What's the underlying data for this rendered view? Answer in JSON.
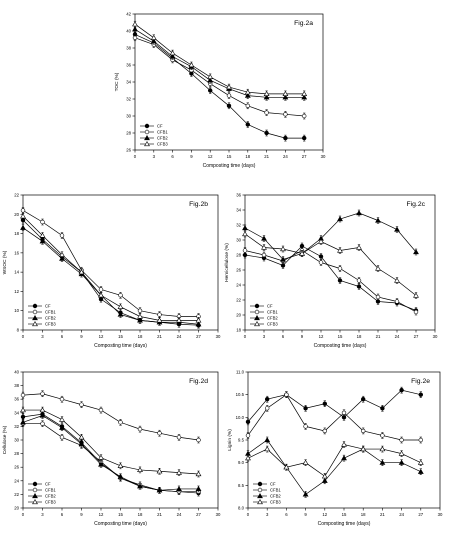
{
  "chart_data": [
    {
      "type": "line",
      "panel_label": "Fig.2a",
      "xlabel": "Composting time (days)",
      "ylabel": "TOC (%)",
      "xlim": [
        0,
        30
      ],
      "ylim": [
        26,
        42
      ],
      "xticks": [
        "0",
        "3",
        "6",
        "9",
        "12",
        "15",
        "18",
        "21",
        "24",
        "27",
        "30"
      ],
      "yticks": [
        "26",
        "28",
        "30",
        "32",
        "34",
        "36",
        "38",
        "40",
        "42"
      ],
      "x": [
        0,
        3,
        6,
        9,
        12,
        15,
        18,
        21,
        24,
        27
      ],
      "legend_position": "bottom-left",
      "series": [
        {
          "name": "CF",
          "marker": "filled-circle",
          "values": [
            39.6,
            38.6,
            36.8,
            35.0,
            33.0,
            31.2,
            29.0,
            28.0,
            27.4,
            27.4
          ]
        },
        {
          "name": "CFB1",
          "marker": "open-circle",
          "values": [
            39.2,
            38.4,
            36.6,
            35.4,
            33.8,
            32.4,
            31.2,
            30.4,
            30.2,
            30.0
          ]
        },
        {
          "name": "CFB2",
          "marker": "filled-triangle",
          "values": [
            40.2,
            38.8,
            37.0,
            35.8,
            34.2,
            33.2,
            32.4,
            32.2,
            32.2,
            32.2
          ]
        },
        {
          "name": "CFB3",
          "marker": "open-triangle",
          "values": [
            40.8,
            39.2,
            37.4,
            36.0,
            34.6,
            33.4,
            32.8,
            32.6,
            32.6,
            32.6
          ]
        }
      ]
    },
    {
      "type": "line",
      "panel_label": "Fig.2b",
      "xlabel": "Composting time (days)",
      "ylabel": "WSOC (%)",
      "xlim": [
        0,
        30
      ],
      "ylim": [
        8,
        22
      ],
      "xticks": [
        "0",
        "3",
        "6",
        "9",
        "12",
        "15",
        "18",
        "21",
        "24",
        "27",
        "30"
      ],
      "yticks": [
        "8",
        "10",
        "12",
        "14",
        "16",
        "18",
        "20",
        "22"
      ],
      "x": [
        0,
        3,
        6,
        9,
        12,
        15,
        18,
        21,
        24,
        27
      ],
      "legend_position": "bottom-left",
      "series": [
        {
          "name": "CF",
          "marker": "filled-circle",
          "values": [
            19.4,
            17.4,
            15.6,
            14.0,
            11.2,
            9.8,
            9.0,
            8.8,
            8.6,
            8.5
          ]
        },
        {
          "name": "CFB1",
          "marker": "open-circle",
          "values": [
            20.4,
            19.2,
            17.8,
            14.2,
            12.2,
            11.6,
            10.0,
            9.6,
            9.4,
            9.4
          ]
        },
        {
          "name": "CFB2",
          "marker": "filled-triangle",
          "values": [
            18.6,
            17.2,
            15.4,
            13.8,
            11.6,
            9.6,
            9.0,
            8.8,
            8.8,
            8.6
          ]
        },
        {
          "name": "CFB3",
          "marker": "open-triangle",
          "values": [
            19.8,
            17.8,
            15.8,
            14.0,
            11.6,
            10.4,
            9.4,
            9.0,
            9.0,
            9.0
          ]
        }
      ]
    },
    {
      "type": "line",
      "panel_label": "Fig.2c",
      "xlabel": "Composting time (days)",
      "ylabel": "Hemicellulose (%)",
      "xlim": [
        0,
        30
      ],
      "ylim": [
        18,
        36
      ],
      "xticks": [
        "0",
        "3",
        "6",
        "9",
        "12",
        "15",
        "18",
        "21",
        "24",
        "27",
        "30"
      ],
      "yticks": [
        "18",
        "20",
        "22",
        "24",
        "26",
        "28",
        "30",
        "32",
        "34",
        "36"
      ],
      "x": [
        0,
        3,
        6,
        9,
        12,
        15,
        18,
        21,
        24,
        27
      ],
      "legend_position": "bottom-left",
      "series": [
        {
          "name": "CF",
          "marker": "filled-circle",
          "values": [
            28.0,
            27.6,
            26.6,
            29.2,
            27.8,
            24.6,
            23.8,
            21.8,
            21.6,
            20.6
          ]
        },
        {
          "name": "CFB1",
          "marker": "open-circle",
          "values": [
            28.6,
            28.0,
            27.2,
            28.6,
            27.0,
            26.2,
            24.6,
            22.4,
            21.8,
            20.4
          ]
        },
        {
          "name": "CFB2",
          "marker": "filled-triangle",
          "values": [
            31.6,
            30.2,
            27.4,
            28.2,
            30.2,
            32.8,
            33.6,
            32.6,
            31.4,
            28.4
          ]
        },
        {
          "name": "CFB3",
          "marker": "open-triangle",
          "values": [
            30.8,
            29.0,
            28.8,
            28.2,
            29.8,
            28.6,
            29.0,
            26.2,
            24.6,
            22.6
          ]
        }
      ]
    },
    {
      "type": "line",
      "panel_label": "Fig.2d",
      "xlabel": "Composting time (days)",
      "ylabel": "Cellulose (%)",
      "xlim": [
        0,
        30
      ],
      "ylim": [
        20,
        40
      ],
      "xticks": [
        "0",
        "3",
        "6",
        "9",
        "12",
        "15",
        "18",
        "21",
        "24",
        "27",
        "30"
      ],
      "yticks": [
        "20",
        "22",
        "24",
        "26",
        "28",
        "30",
        "32",
        "34",
        "36",
        "38",
        "40"
      ],
      "x": [
        0,
        3,
        6,
        9,
        12,
        15,
        18,
        21,
        24,
        27
      ],
      "legend_position": "bottom-left",
      "series": [
        {
          "name": "CF",
          "marker": "filled-circle",
          "values": [
            33.4,
            33.8,
            32.0,
            29.6,
            26.6,
            24.4,
            23.2,
            22.6,
            22.4,
            22.2
          ]
        },
        {
          "name": "CFB1",
          "marker": "open-circle",
          "values": [
            32.4,
            32.4,
            30.4,
            29.2,
            26.8,
            24.4,
            23.4,
            22.6,
            22.4,
            22.4
          ]
        },
        {
          "name": "CFB2",
          "marker": "filled-triangle",
          "values": [
            32.6,
            33.6,
            31.8,
            29.4,
            26.4,
            24.6,
            23.2,
            22.6,
            22.8,
            22.8
          ]
        },
        {
          "name": "CFB3",
          "marker": "open-triangle",
          "values": [
            34.4,
            34.4,
            33.0,
            30.4,
            27.4,
            26.2,
            25.6,
            25.4,
            25.2,
            25.0
          ]
        },
        {
          "name": "",
          "marker": "open-circle",
          "values": [
            36.6,
            36.8,
            36.0,
            35.2,
            34.4,
            32.6,
            31.6,
            31.0,
            30.4,
            30.0
          ]
        }
      ]
    },
    {
      "type": "line",
      "panel_label": "Fig.2e",
      "xlabel": "Composting time (days)",
      "ylabel": "Lignin (%)",
      "xlim": [
        0,
        30
      ],
      "ylim": [
        8.0,
        11.0
      ],
      "xticks": [
        "0",
        "3",
        "6",
        "9",
        "12",
        "15",
        "18",
        "21",
        "24",
        "27",
        "30"
      ],
      "yticks": [
        "8.0",
        "8.5",
        "9.0",
        "9.5",
        "10.0",
        "10.5",
        "11.0"
      ],
      "x": [
        0,
        3,
        6,
        9,
        12,
        15,
        18,
        21,
        24,
        27
      ],
      "legend_position": "bottom-left",
      "series": [
        {
          "name": "CF",
          "marker": "filled-circle",
          "values": [
            9.9,
            10.4,
            10.5,
            10.2,
            10.3,
            10.0,
            10.4,
            10.2,
            10.6,
            10.5
          ]
        },
        {
          "name": "CFB1",
          "marker": "open-circle",
          "values": [
            9.6,
            10.2,
            10.5,
            9.8,
            9.7,
            10.1,
            9.7,
            9.6,
            9.5,
            9.5
          ]
        },
        {
          "name": "CFB2",
          "marker": "filled-triangle",
          "values": [
            9.2,
            9.5,
            8.9,
            8.3,
            8.6,
            9.1,
            9.3,
            9.0,
            9.0,
            8.8
          ]
        },
        {
          "name": "CFB3",
          "marker": "open-triangle",
          "values": [
            9.1,
            9.3,
            8.9,
            9.0,
            8.7,
            9.4,
            9.3,
            9.3,
            9.2,
            9.0
          ]
        }
      ]
    }
  ]
}
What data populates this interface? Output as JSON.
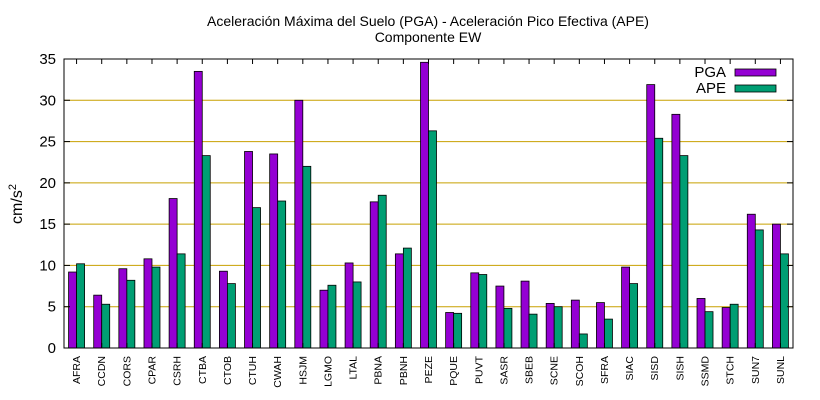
{
  "chart_data": {
    "type": "bar",
    "title": "Aceleración Máxima del Suelo (PGA) -  Aceleración Pico Efectiva (APE)",
    "subtitle": "Componente EW",
    "ylabel": "cm/s",
    "ylabel_sup": "2",
    "ylim": [
      0,
      35
    ],
    "yticks": [
      0,
      5,
      10,
      15,
      20,
      25,
      30,
      35
    ],
    "grid": true,
    "legend_position": "top-right",
    "categories": [
      "AFRA",
      "CCDN",
      "CORS",
      "CPAR",
      "CSRH",
      "CTBA",
      "CTOB",
      "CTUH",
      "CWAH",
      "HSJM",
      "LGMO",
      "LTAL",
      "PBNA",
      "PBNH",
      "PEZE",
      "PQUE",
      "PUVT",
      "SASR",
      "SBEB",
      "SCNE",
      "SCOH",
      "SFRA",
      "SIAC",
      "SISD",
      "SISH",
      "SSMD",
      "STCH",
      "SUN7",
      "SUNL"
    ],
    "series": [
      {
        "name": "PGA",
        "color": "#9400d3",
        "values": [
          9.2,
          6.4,
          9.6,
          10.8,
          18.1,
          33.5,
          9.3,
          23.8,
          23.5,
          30.0,
          7.0,
          10.3,
          17.7,
          11.4,
          34.6,
          4.3,
          9.1,
          7.5,
          8.1,
          5.4,
          5.8,
          5.5,
          9.8,
          31.9,
          28.3,
          6.0,
          4.9,
          16.2,
          15.0
        ]
      },
      {
        "name": "APE",
        "color": "#009e73",
        "values": [
          10.2,
          5.3,
          8.2,
          9.8,
          11.4,
          23.3,
          7.8,
          17.0,
          17.8,
          22.0,
          7.6,
          8.0,
          18.5,
          12.1,
          26.3,
          4.2,
          8.9,
          4.8,
          4.1,
          5.0,
          1.7,
          3.5,
          7.8,
          25.4,
          23.3,
          4.4,
          5.3,
          14.3,
          11.4
        ]
      }
    ],
    "grid_color": "#c8a000",
    "bar_border_color": "#000000"
  }
}
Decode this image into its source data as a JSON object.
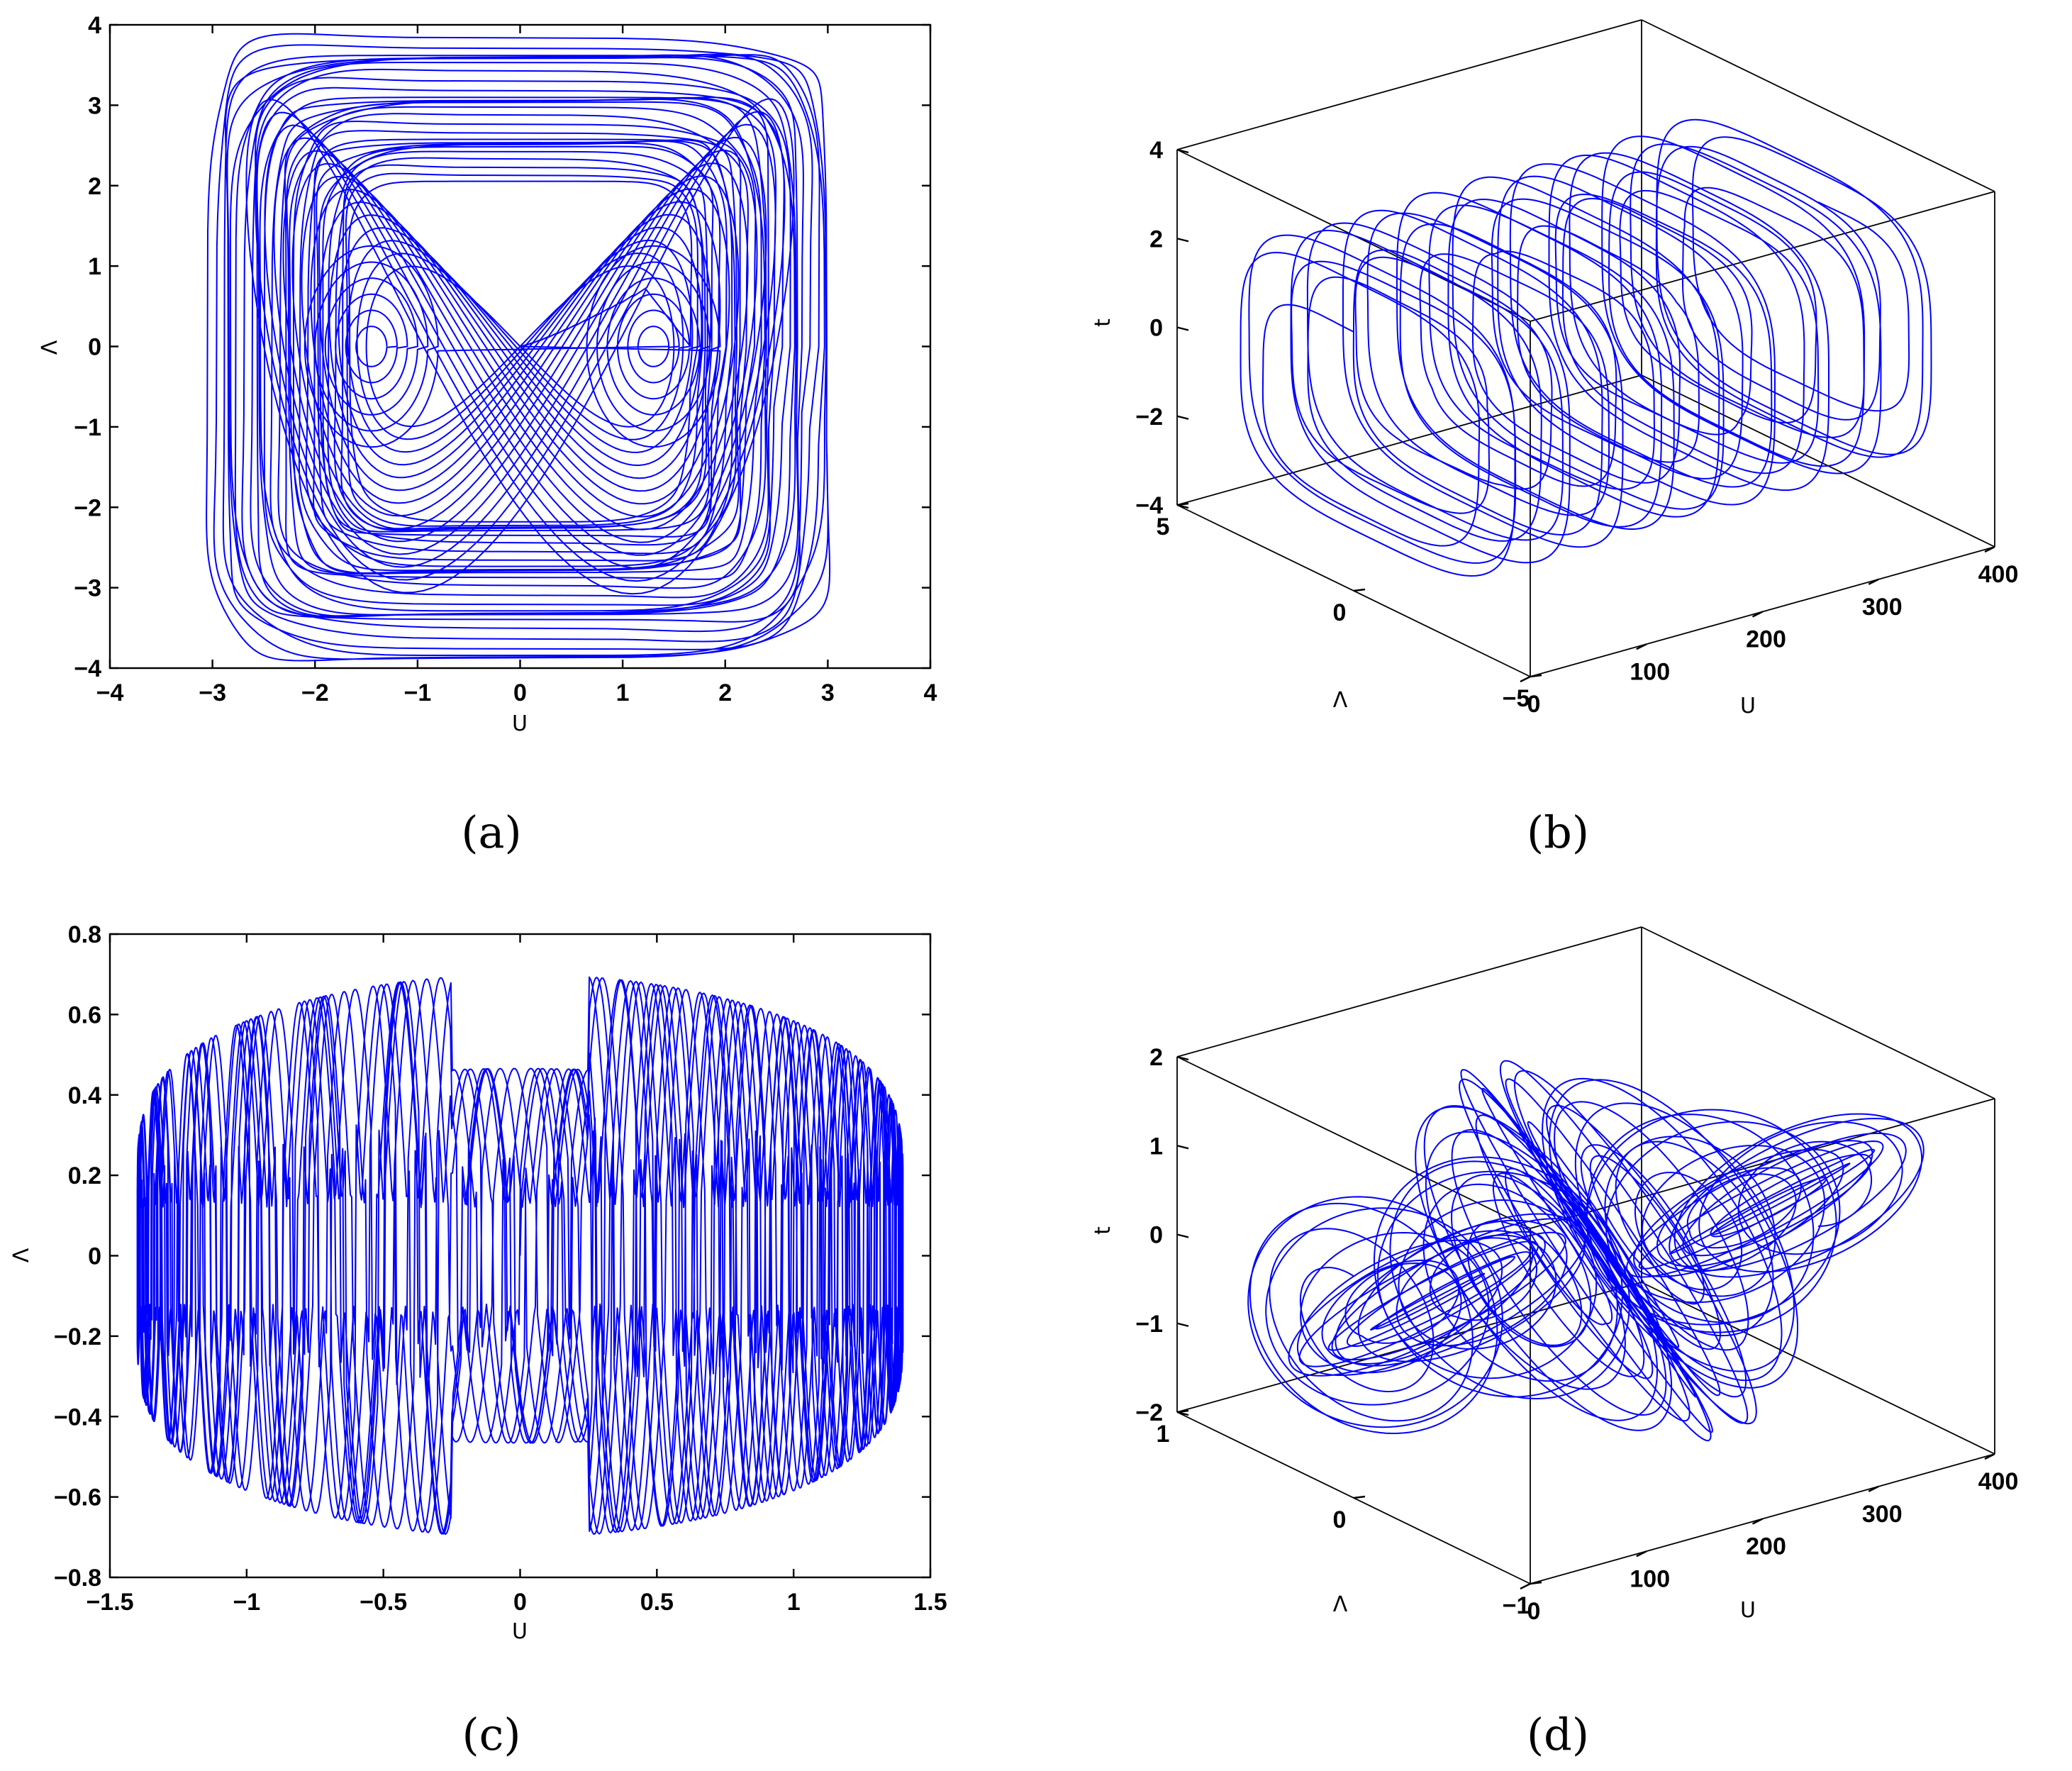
{
  "colors": {
    "trace": "#0000ff",
    "axes": "#000000",
    "background": "#ffffff"
  },
  "chart_data": [
    {
      "id": "a",
      "type": "line",
      "panel_label": "(a)",
      "title": "",
      "xlabel": "U",
      "ylabel": "Λ",
      "xlim": [
        -4,
        4
      ],
      "ylim": [
        -4,
        4
      ],
      "x_ticks": [
        -4,
        -3,
        -2,
        -1,
        0,
        1,
        2,
        3,
        4
      ],
      "y_ticks": [
        -4,
        -3,
        -2,
        -1,
        0,
        1,
        2,
        3,
        4
      ],
      "x_tick_labels": [
        "−4",
        "−3",
        "−2",
        "−1",
        "0",
        "1",
        "2",
        "3",
        "4"
      ],
      "y_tick_labels": [
        "−4",
        "−3",
        "−2",
        "−1",
        "0",
        "1",
        "2",
        "3",
        "4"
      ],
      "grid": false,
      "description_of_series": "phase portrait trajectory Λ vs U",
      "series": [
        {
          "kind": "phase-portrait",
          "x_range": [
            -3.05,
            3.05
          ],
          "y_range": [
            -3.9,
            3.9
          ],
          "inner_lobe_centers": [
            [
              -1.45,
              0.0
            ],
            [
              1.3,
              0.0
            ]
          ]
        }
      ]
    },
    {
      "id": "b",
      "type": "line",
      "projection": "3d",
      "panel_label": "(b)",
      "title": "",
      "xlabel": "U",
      "ylabel": "Λ",
      "zlabel": "t",
      "xlim": [
        0,
        400
      ],
      "ylim": [
        -5,
        5
      ],
      "zlim": [
        -4,
        4
      ],
      "x_ticks": [
        0,
        100,
        200,
        300,
        400
      ],
      "y_ticks": [
        -5,
        0,
        5
      ],
      "z_ticks": [
        -4,
        -2,
        0,
        2,
        4
      ],
      "x_tick_labels": [
        "0",
        "100",
        "200",
        "300",
        "400"
      ],
      "y_tick_labels": [
        "−5",
        "0",
        "5"
      ],
      "z_tick_labels": [
        "−4",
        "−2",
        "0",
        "2",
        "4"
      ],
      "grid": false,
      "series": [
        {
          "kind": "3d-trajectory",
          "x_range": [
            0,
            400
          ],
          "y_range": [
            -3.9,
            3.9
          ],
          "z_range": [
            -3.05,
            3.05
          ]
        }
      ]
    },
    {
      "id": "c",
      "type": "line",
      "panel_label": "(c)",
      "title": "",
      "xlabel": "U",
      "ylabel": "Λ",
      "xlim": [
        -1.5,
        1.5
      ],
      "ylim": [
        -0.8,
        0.8
      ],
      "x_ticks": [
        -1.5,
        -1,
        -0.5,
        0,
        0.5,
        1,
        1.5
      ],
      "y_ticks": [
        -0.8,
        -0.6,
        -0.4,
        -0.2,
        0,
        0.2,
        0.4,
        0.6,
        0.8
      ],
      "x_tick_labels": [
        "−1.5",
        "−1",
        "−0.5",
        "0",
        "0.5",
        "1",
        "1.5"
      ],
      "y_tick_labels": [
        "−0.8",
        "−0.6",
        "−0.4",
        "−0.2",
        "0",
        "0.2",
        "0.4",
        "0.6",
        "0.8"
      ],
      "grid": false,
      "series": [
        {
          "kind": "phase-portrait",
          "x_range": [
            -1.42,
            1.42
          ],
          "y_range": [
            -0.72,
            0.72
          ]
        }
      ]
    },
    {
      "id": "d",
      "type": "line",
      "projection": "3d",
      "panel_label": "(d)",
      "title": "",
      "xlabel": "U",
      "ylabel": "Λ",
      "zlabel": "t",
      "xlim": [
        0,
        400
      ],
      "ylim": [
        -1,
        1
      ],
      "zlim": [
        -2,
        2
      ],
      "x_ticks": [
        0,
        100,
        200,
        300,
        400
      ],
      "y_ticks": [
        -1,
        0,
        1
      ],
      "z_ticks": [
        -2,
        -1,
        0,
        1,
        2
      ],
      "x_tick_labels": [
        "0",
        "100",
        "200",
        "300",
        "400"
      ],
      "y_tick_labels": [
        "−1",
        "0",
        "1"
      ],
      "z_tick_labels": [
        "−2",
        "−1",
        "0",
        "1",
        "2"
      ],
      "grid": false,
      "series": [
        {
          "kind": "3d-trajectory",
          "x_range": [
            0,
            400
          ],
          "y_range": [
            -0.72,
            0.72
          ],
          "z_range": [
            -1.42,
            1.42
          ]
        }
      ]
    }
  ]
}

+-------+

— Given instruction —
The required answer is a single number: the count of lines in the entries that hold the string "What".

— Reply —
2